━━ Exercise materials
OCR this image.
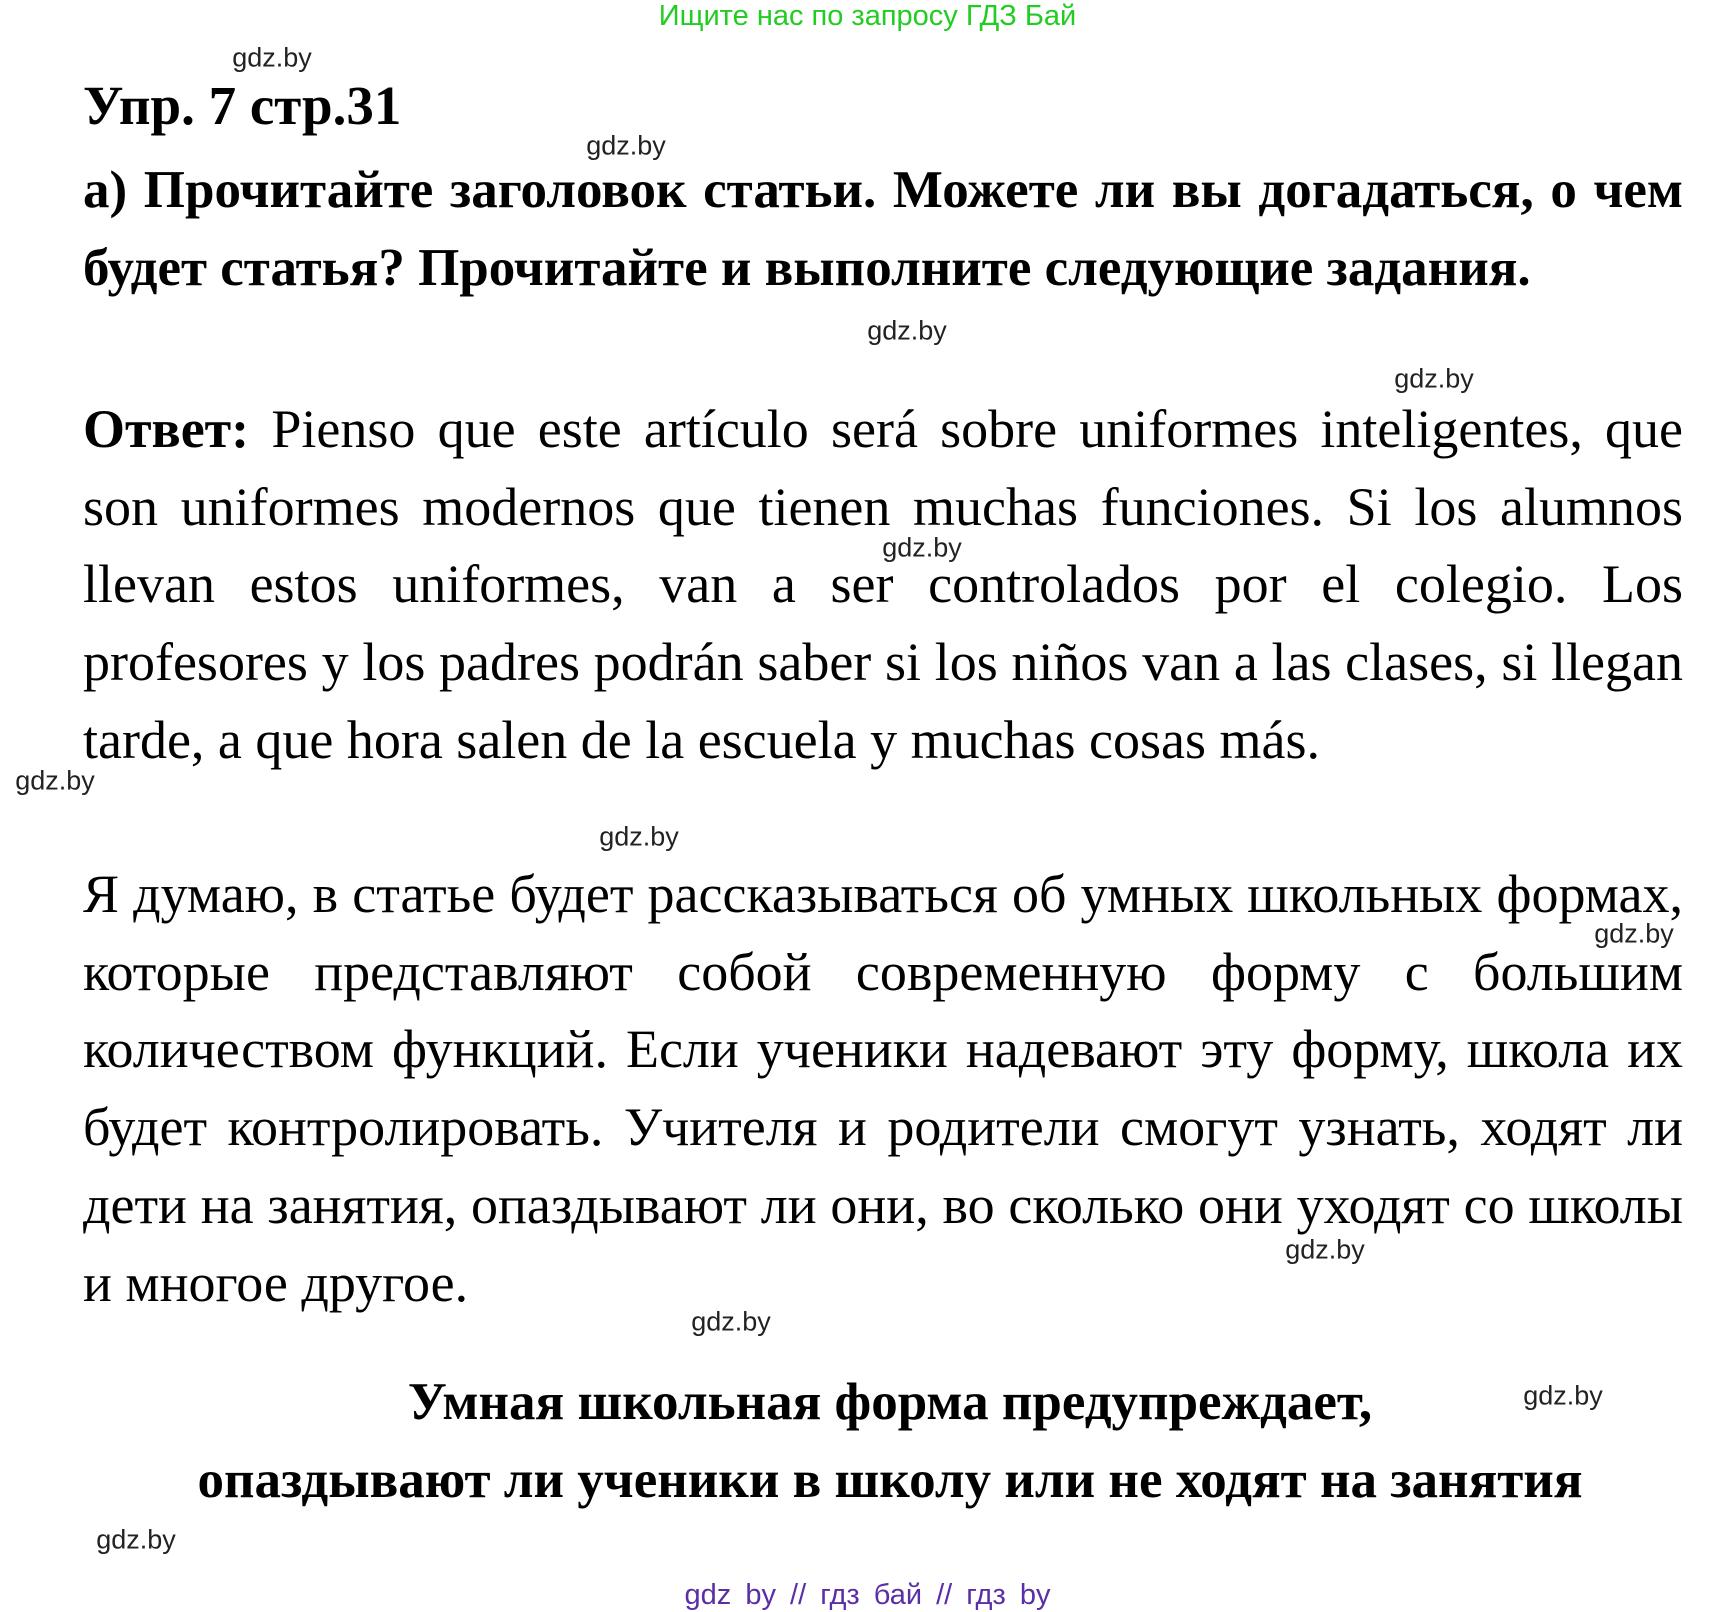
Ищите нас по запросу ГДЗ Бай
Упр. 7 стр.31
а) Прочитайте заголовок статьи. Можете ли вы догадаться, о чем будет статья? Прочитайте и выполните следующие задания.
Ответ: Pienso que este artículo será sobre uniformes inteligentes, que son uniformes modernos que tienen muchas funciones. Si los alumnos llevan estos uniformes, van a ser controlados por el colegio. Los profesores y los padres podrán saber si los niños van a las clases, si llegan tarde, a que hora salen de la escuela y muchas cosas más.
Я думаю, в статье будет рассказываться об умных школьных формах, которые представляют собой современную форму с большим количеством функций. Если ученики надевают эту форму, школа их будет контролировать. Учителя и родители смогут узнать, ходят ли дети на занятия, опаздывают ли они, во сколько они уходят со школы и многое другое.
Умная школьная форма предупреждает,
опаздывают ли ученики в школу или не ходят на занятия
gdz.by
gdz.by
gdz.by
gdz.by
gdz.by
gdz.by
gdz.by
gdz.by
gdz.by
gdz.by
gdz.by
gdz.by
gdz by // гдз бай // гдз by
━━━━
● To be done
Copy every entry exactly as written. Pictures are excluded.

● Worked solution
OCR this image.
Ищите нас по запросу ГДЗ Бай
Упр. 7 стр.31
а) Прочитайте заголовок статьи. Можете ли вы догадаться, о чем будет статья? Прочитайте и выполните следующие задания.
Ответ: Pienso que este artículo será sobre uniformes inteligentes, que son uniformes modernos que tienen muchas funciones. Si los alumnos llevan estos uniformes, van a ser controlados por el colegio. Los profesores y los padres podrán saber si los niños van a las clases, si llegan tarde, a que hora salen de la escuela y muchas cosas más.
Я думаю, в статье будет рассказываться об умных школьных формах, которые представляют собой современную форму с большим количеством функций. Если ученики надевают эту форму, школа их будет контролировать. Учителя и родители смогут узнать, ходят ли дети на занятия, опаздывают ли они, во сколько они уходят со школы и многое другое.
Умная школьная форма предупреждает,
опаздывают ли ученики в школу или не ходят на занятия
gdz.by
gdz.by
gdz.by
gdz.by
gdz.by
gdz.by
gdz.by
gdz.by
gdz.by
gdz.by
gdz.by
gdz.by
gdz by // гдз бай // гдз by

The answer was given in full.